EXERCISE INSTRUCTIONS:
Word for word, print each line of the listing below; pictures stay out.

Entries from a visual dataset
□ □ □ □ □

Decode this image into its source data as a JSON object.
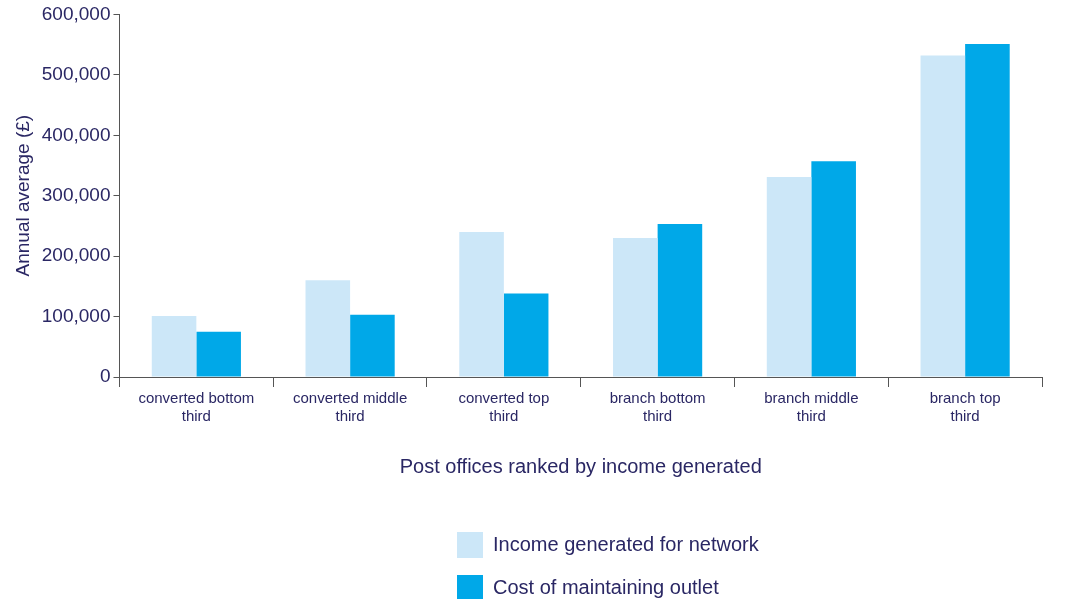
{
  "chart_data": {
    "type": "bar",
    "xlabel": "Post offices ranked by income generated",
    "ylabel": "Annual average (£)",
    "categories": [
      "converted bottom third",
      "converted middle third",
      "converted top third",
      "branch bottom third",
      "branch middle third",
      "branch top third"
    ],
    "series": [
      {
        "name": "Income generated for network",
        "color": "#cce7f8",
        "values": [
          101000,
          160000,
          240000,
          230000,
          331000,
          532000
        ]
      },
      {
        "name": "Cost of maintaining outlet",
        "color": "#00a8e8",
        "values": [
          75000,
          103000,
          138000,
          253000,
          357000,
          551000
        ]
      }
    ],
    "ylim": [
      0,
      600000
    ],
    "yticks": [
      0,
      {
        "value": 100000,
        "label": "100,000"
      },
      {
        "value": 200000,
        "label": "200,000"
      },
      {
        "value": 300000,
        "label": "300,000"
      },
      {
        "value": 400000,
        "label": "400,000"
      },
      {
        "value": 500000,
        "label": "500,000"
      },
      {
        "value": 600000,
        "label": "600,000"
      }
    ],
    "grid": false,
    "legend": "bottom"
  }
}
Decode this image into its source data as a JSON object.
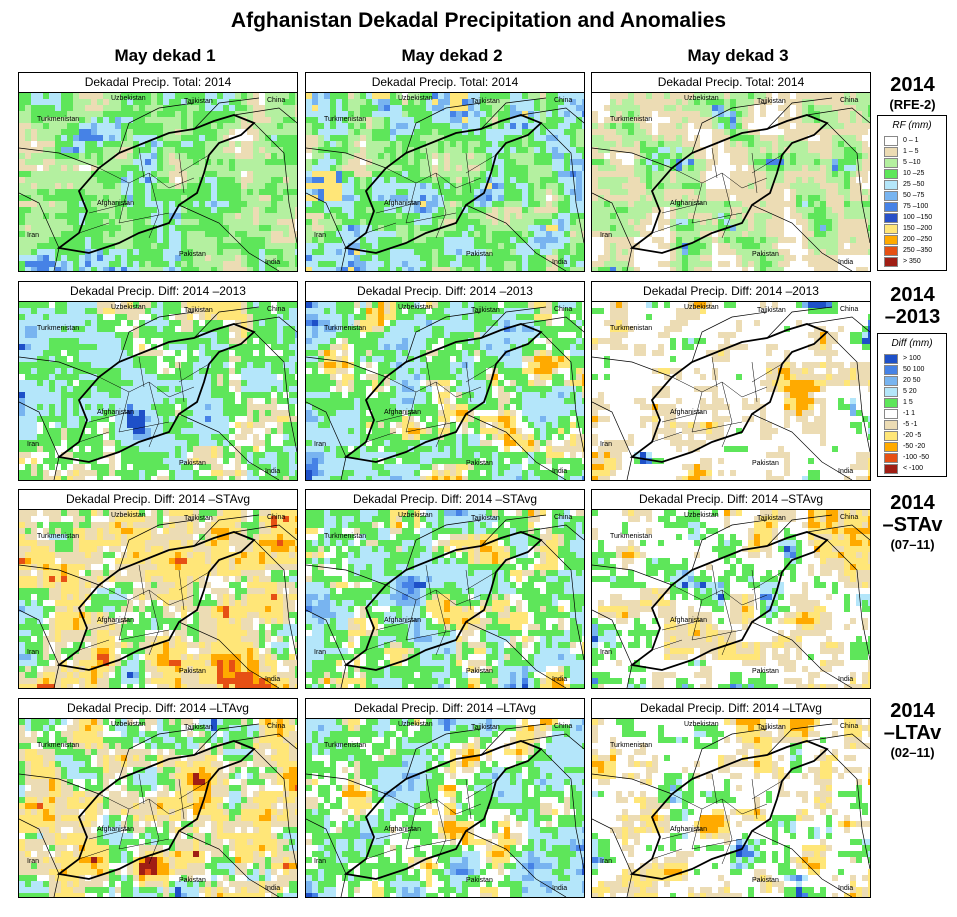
{
  "title": "Afghanistan Dekadal Precipitation and Anomalies",
  "columns": [
    "May dekad 1",
    "May dekad 2",
    "May dekad 3"
  ],
  "row_labels": [
    {
      "main": "2014",
      "sub": "(RFE-2)"
    },
    {
      "main": "2014\n–2013",
      "sub": ""
    },
    {
      "main": "2014\n–STAv",
      "sub": "(07–11)"
    },
    {
      "main": "2014\n–LTAv",
      "sub": "(02–11)"
    }
  ],
  "panel_titles": [
    "Dekadal Precip. Total: 2014",
    "Dekadal Precip. Diff: 2014 –2013",
    "Dekadal Precip. Diff: 2014 –STAvg",
    "Dekadal Precip. Diff: 2014 –LTAvg"
  ],
  "country_labels": {
    "uzbekistan": "Uzbekistan",
    "tajikistan": "Tajikistan",
    "china": "China",
    "turkmenistan": "Turkmenistan",
    "afghanistan": "Afghanistan",
    "iran": "Iran",
    "pakistan": "Pakistan",
    "india": "India"
  },
  "legend_rf": {
    "title": "RF (mm)",
    "items": [
      {
        "label": "0 – 1",
        "color": "#ffffff"
      },
      {
        "label": "1 – 5",
        "color": "#ecdcb4"
      },
      {
        "label": "5 –10",
        "color": "#b4f0a0"
      },
      {
        "label": "10 –25",
        "color": "#5ee65a"
      },
      {
        "label": "25 –50",
        "color": "#b4e6fa"
      },
      {
        "label": "50 –75",
        "color": "#78b4f0"
      },
      {
        "label": "75 –100",
        "color": "#4682e6"
      },
      {
        "label": "100 –150",
        "color": "#2850c8"
      },
      {
        "label": "150 –200",
        "color": "#ffe678"
      },
      {
        "label": "200 –250",
        "color": "#ffaa00"
      },
      {
        "label": "250 –350",
        "color": "#e65014"
      },
      {
        "label": "> 350",
        "color": "#a01e14"
      }
    ]
  },
  "legend_diff": {
    "title": "Diff (mm)",
    "items": [
      {
        "label": "> 100",
        "color": "#1e50c8"
      },
      {
        "label": "50  100",
        "color": "#4682e6"
      },
      {
        "label": "20  50",
        "color": "#78b4f0"
      },
      {
        "label": "5  20",
        "color": "#b4e6fa"
      },
      {
        "label": "1  5",
        "color": "#5ee65a"
      },
      {
        "label": "-1  1",
        "color": "#ffffff"
      },
      {
        "label": "-5  -1",
        "color": "#ecdcb4"
      },
      {
        "label": "-20  -5",
        "color": "#ffe678"
      },
      {
        "label": "-50  -20",
        "color": "#ffaa00"
      },
      {
        "label": "-100  -50",
        "color": "#e65014"
      },
      {
        "label": "< -100",
        "color": "#a01e14"
      }
    ]
  }
}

□ □ □ □ □

REPLY:
Decode this image into its source data as a JSON object.
{
  "chart_data": {
    "type": "bar",
    "xlabel": "Post offices ranked by income generated",
    "ylabel": "Annual average (£)",
    "categories": [
      "converted bottom third",
      "converted middle third",
      "converted top third",
      "branch bottom third",
      "branch middle third",
      "branch top third"
    ],
    "series": [
      {
        "name": "Income generated for network",
        "color": "#cce7f8",
        "values": [
          101000,
          160000,
          240000,
          230000,
          331000,
          532000
        ]
      },
      {
        "name": "Cost of maintaining outlet",
        "color": "#00a8e8",
        "values": [
          75000,
          103000,
          138000,
          253000,
          357000,
          551000
        ]
      }
    ],
    "ylim": [
      0,
      600000
    ],
    "yticks": [
      0,
      {
        "value": 100000,
        "label": "100,000"
      },
      {
        "value": 200000,
        "label": "200,000"
      },
      {
        "value": 300000,
        "label": "300,000"
      },
      {
        "value": 400000,
        "label": "400,000"
      },
      {
        "value": 500000,
        "label": "500,000"
      },
      {
        "value": 600000,
        "label": "600,000"
      }
    ],
    "grid": false,
    "legend": "bottom"
  }
}
Decode this image into its source data as a JSON object.
{
  "title": "Afghanistan Dekadal Precipitation and Anomalies",
  "columns": [
    "May dekad 1",
    "May dekad 2",
    "May dekad 3"
  ],
  "row_labels": [
    {
      "main": "2014",
      "sub": "(RFE-2)"
    },
    {
      "main": "2014\n–2013",
      "sub": ""
    },
    {
      "main": "2014\n–STAv",
      "sub": "(07–11)"
    },
    {
      "main": "2014\n–LTAv",
      "sub": "(02–11)"
    }
  ],
  "panel_titles": [
    "Dekadal Precip. Total: 2014",
    "Dekadal Precip. Diff: 2014 –2013",
    "Dekadal Precip. Diff: 2014 –STAvg",
    "Dekadal Precip. Diff: 2014 –LTAvg"
  ],
  "country_labels": {
    "uzbekistan": "Uzbekistan",
    "tajikistan": "Tajikistan",
    "china": "China",
    "turkmenistan": "Turkmenistan",
    "afghanistan": "Afghanistan",
    "iran": "Iran",
    "pakistan": "Pakistan",
    "india": "India"
  },
  "legend_rf": {
    "title": "RF (mm)",
    "items": [
      {
        "label": "0 – 1",
        "color": "#ffffff"
      },
      {
        "label": "1 – 5",
        "color": "#ecdcb4"
      },
      {
        "label": "5 –10",
        "color": "#b4f0a0"
      },
      {
        "label": "10 –25",
        "color": "#5ee65a"
      },
      {
        "label": "25 –50",
        "color": "#b4e6fa"
      },
      {
        "label": "50 –75",
        "color": "#78b4f0"
      },
      {
        "label": "75 –100",
        "color": "#4682e6"
      },
      {
        "label": "100 –150",
        "color": "#2850c8"
      },
      {
        "label": "150 –200",
        "color": "#ffe678"
      },
      {
        "label": "200 –250",
        "color": "#ffaa00"
      },
      {
        "label": "250 –350",
        "color": "#e65014"
      },
      {
        "label": "> 350",
        "color": "#a01e14"
      }
    ]
  },
  "legend_diff": {
    "title": "Diff (mm)",
    "items": [
      {
        "label": "> 100",
        "color": "#1e50c8"
      },
      {
        "label": "50  100",
        "color": "#4682e6"
      },
      {
        "label": "20  50",
        "color": "#78b4f0"
      },
      {
        "label": "5  20",
        "color": "#b4e6fa"
      },
      {
        "label": "1  5",
        "color": "#5ee65a"
      },
      {
        "label": "-1  1",
        "color": "#ffffff"
      },
      {
        "label": "-5  -1",
        "color": "#ecdcb4"
      },
      {
        "label": "-20  -5",
        "color": "#ffe678"
      },
      {
        "label": "-50  -20",
        "color": "#ffaa00"
      },
      {
        "label": "-100  -50",
        "color": "#e65014"
      },
      {
        "label": "< -100",
        "color": "#a01e14"
      }
    ]
  }
}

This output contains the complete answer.